→ **What to produce**:
Keep the images out and copy every entry below exactly.

[Data items]
-- -- --

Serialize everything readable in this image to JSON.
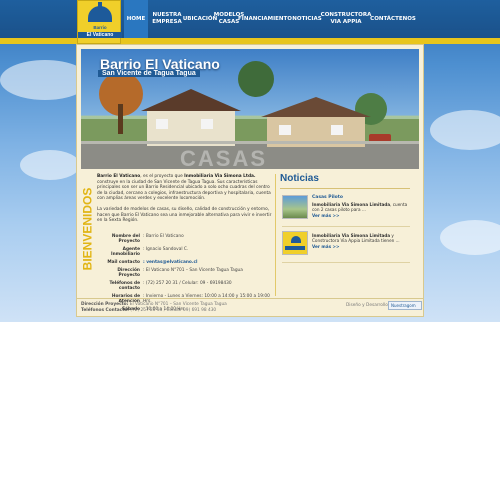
{
  "logo": {
    "line1": "Barrio",
    "line2": "El Vaticano"
  },
  "nav": {
    "items": [
      {
        "label": "HOME",
        "active": true
      },
      {
        "label": "NUESTRA\nEMPRESA",
        "active": false
      },
      {
        "label": "UBICACIÓN",
        "active": false
      },
      {
        "label": "MODELOS\nCASAS",
        "active": false
      },
      {
        "label": "FINANCIAMIENTO",
        "active": false
      },
      {
        "label": "NOTICIAS",
        "active": false
      },
      {
        "label": "CONSTRUCTORA\nVIA APPIA",
        "active": false
      },
      {
        "label": "CONTÁCTENOS",
        "active": false
      }
    ]
  },
  "hero": {
    "title": "Barrio El Vaticano",
    "subtitle": "San Vicente de Tagua Tagua",
    "watermark": "CASAS"
  },
  "section": {
    "side_label": "BIENVENIDOS"
  },
  "intro": {
    "p1_lead": "Barrio El Vaticano",
    "p1_mid": ", es el proyecto que ",
    "p1_company": "Inmobiliaria Via Simona Ltda.",
    "p1_rest": " construye en la ciudad de San Vicente de Tagua Tagua. Sus características principales son ser un Barrio Residencial ubicado a solo ocho cuadras del centro de la ciudad, cercano a colegios, infraestructura deportiva y hospitalaria, cuenta con amplias áreas verdes y excelente locomoción.",
    "p2": "La variedad de modelos de casas, su diseño, calidad de construcción y entorno, hacen que Barrio El Vaticano sea una inmejorable alternativa para vivir e invertir en la Sexta Región."
  },
  "details": [
    {
      "key": "Nombre del Proyecto",
      "value": ": Barrio El Vaticano",
      "link": false
    },
    {
      "key": "Agente Inmobiliario",
      "value": ": Ignacio Sandoval C.",
      "link": false
    },
    {
      "key": "Mail contacto",
      "value": ": ventas@elvaticano.cl",
      "link": true
    },
    {
      "key": "Dirección Proyecto",
      "value": ": El Vaticano N°701 – San Vicente Tagua Tagua",
      "link": false
    },
    {
      "key": "Teléfonos de contacto",
      "value": ": (72) 257 20 31 / Celular: 09 - 69198430",
      "link": false
    },
    {
      "key": "Horarios de Atención",
      "value": ": Invierno - Lunes a Viernes: 10:00 a 14:00 y 15:00 a 19:00 Hrs.",
      "link": false
    },
    {
      "key": "Sábado",
      "value": ": 10:00 a 14:00 Hrs",
      "link": false
    }
  ],
  "news": {
    "title": "Noticias",
    "items": [
      {
        "title": "Casas Piloto",
        "company": "Inmobiliaria Via Simona Limitada",
        "text": ", cuenta con 2 casas piloto para ...",
        "more": "Ver más >>"
      },
      {
        "title": "",
        "company": "Inmobiliaria Via Simona Limitada",
        "text": " y Constructora Via Appia Limitada tienen ...",
        "more": "Ver más >>"
      }
    ]
  },
  "footer": {
    "address_label": "Dirección Proyecto:",
    "address": " El Vaticano N°701 – San Vicente Tagua Tagua",
    "phone_label": "Teléfonos Contacto:",
    "phone": " (72) 257 20 31 / Celular 09) 691 98 430",
    "design": "Diseño y Desarrollo",
    "badge": "Nuestragom"
  },
  "colors": {
    "brand_blue": "#1f5a95",
    "brand_yellow": "#e8c51c",
    "content_bg": "#f7f0d8"
  }
}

-- -- --

→ **Exercise response**:
Serialize everything readable in this image to JSON.
{
  "logo": {
    "line1": "Barrio",
    "line2": "El Vaticano"
  },
  "nav": {
    "items": [
      {
        "label": "HOME",
        "active": true
      },
      {
        "label": "NUESTRA\nEMPRESA",
        "active": false
      },
      {
        "label": "UBICACIÓN",
        "active": false
      },
      {
        "label": "MODELOS\nCASAS",
        "active": false
      },
      {
        "label": "FINANCIAMIENTO",
        "active": false
      },
      {
        "label": "NOTICIAS",
        "active": false
      },
      {
        "label": "CONSTRUCTORA\nVIA APPIA",
        "active": false
      },
      {
        "label": "CONTÁCTENOS",
        "active": false
      }
    ]
  },
  "hero": {
    "title": "Barrio El Vaticano",
    "subtitle": "San Vicente de Tagua Tagua",
    "watermark": "CASAS"
  },
  "section": {
    "side_label": "BIENVENIDOS"
  },
  "intro": {
    "p1_lead": "Barrio El Vaticano",
    "p1_mid": ", es el proyecto que ",
    "p1_company": "Inmobiliaria Via Simona Ltda.",
    "p1_rest": " construye en la ciudad de San Vicente de Tagua Tagua. Sus características principales son ser un Barrio Residencial ubicado a solo ocho cuadras del centro de la ciudad, cercano a colegios, infraestructura deportiva y hospitalaria, cuenta con amplias áreas verdes y excelente locomoción.",
    "p2": "La variedad de modelos de casas, su diseño, calidad de construcción y entorno, hacen que Barrio El Vaticano sea una inmejorable alternativa para vivir e invertir en la Sexta Región."
  },
  "details": [
    {
      "key": "Nombre del Proyecto",
      "value": ": Barrio El Vaticano",
      "link": false
    },
    {
      "key": "Agente Inmobiliario",
      "value": ": Ignacio Sandoval C.",
      "link": false
    },
    {
      "key": "Mail contacto",
      "value": ": ventas@elvaticano.cl",
      "link": true
    },
    {
      "key": "Dirección Proyecto",
      "value": ": El Vaticano N°701 – San Vicente Tagua Tagua",
      "link": false
    },
    {
      "key": "Teléfonos de contacto",
      "value": ": (72) 257 20 31 / Celular: 09 - 69198430",
      "link": false
    },
    {
      "key": "Horarios de Atención",
      "value": ": Invierno - Lunes a Viernes: 10:00 a 14:00 y 15:00 a 19:00 Hrs.",
      "link": false
    },
    {
      "key": "Sábado",
      "value": ": 10:00 a 14:00 Hrs",
      "link": false
    }
  ],
  "news": {
    "title": "Noticias",
    "items": [
      {
        "title": "Casas Piloto",
        "company": "Inmobiliaria Via Simona Limitada",
        "text": ", cuenta con 2 casas piloto para ...",
        "more": "Ver más >>"
      },
      {
        "title": "",
        "company": "Inmobiliaria Via Simona Limitada",
        "text": " y Constructora Via Appia Limitada tienen ...",
        "more": "Ver más >>"
      }
    ]
  },
  "footer": {
    "address_label": "Dirección Proyecto:",
    "address": " El Vaticano N°701 – San Vicente Tagua Tagua",
    "phone_label": "Teléfonos Contacto:",
    "phone": " (72) 257 20 31 / Celular 09) 691 98 430",
    "design": "Diseño y Desarrollo",
    "badge": "Nuestragom"
  },
  "colors": {
    "brand_blue": "#1f5a95",
    "brand_yellow": "#e8c51c",
    "content_bg": "#f7f0d8"
  }
}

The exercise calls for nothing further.